Write out all of the entries that follow, word for word, but skip the pictures.

#### EXERCISE MATERIAL

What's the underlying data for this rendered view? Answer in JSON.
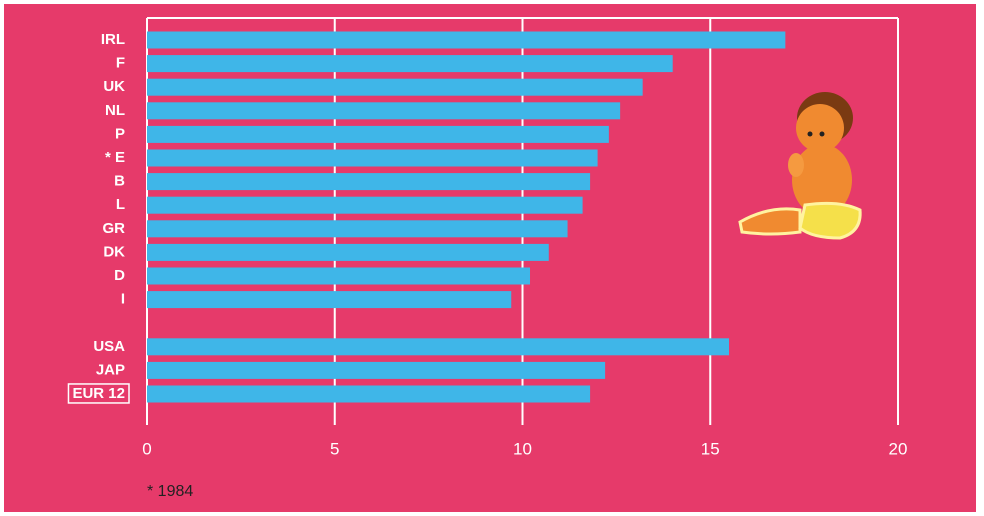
{
  "chart_data": {
    "type": "hbar",
    "categories": [
      "IRL",
      "F",
      "UK",
      "NL",
      "P",
      "* E",
      "B",
      "L",
      "GR",
      "DK",
      "D",
      "I",
      null,
      "USA",
      "JAP",
      "EUR 12"
    ],
    "values": [
      17.0,
      14.0,
      13.2,
      12.6,
      12.3,
      12.0,
      11.8,
      11.6,
      11.2,
      10.7,
      10.2,
      9.7,
      null,
      15.5,
      12.2,
      11.8
    ],
    "color": "#3fb6e8",
    "xlim": [
      0,
      20
    ],
    "xticks": [
      0,
      5,
      10,
      15,
      20
    ],
    "grid": true,
    "footnote": "* 1984"
  }
}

########

*COMPLETED TASK*
What's the underlying data for this rendered view? Answer in JSON.
{
  "chart_data": {
    "type": "hbar",
    "categories": [
      "IRL",
      "F",
      "UK",
      "NL",
      "P",
      "* E",
      "B",
      "L",
      "GR",
      "DK",
      "D",
      "I",
      null,
      "USA",
      "JAP",
      "EUR 12"
    ],
    "values": [
      17.0,
      14.0,
      13.2,
      12.6,
      12.3,
      12.0,
      11.8,
      11.6,
      11.2,
      10.7,
      10.2,
      9.7,
      null,
      15.5,
      12.2,
      11.8
    ],
    "color": "#3fb6e8",
    "xlim": [
      0,
      20
    ],
    "xticks": [
      0,
      5,
      10,
      15,
      20
    ],
    "grid": true,
    "footnote": "* 1984"
  }
}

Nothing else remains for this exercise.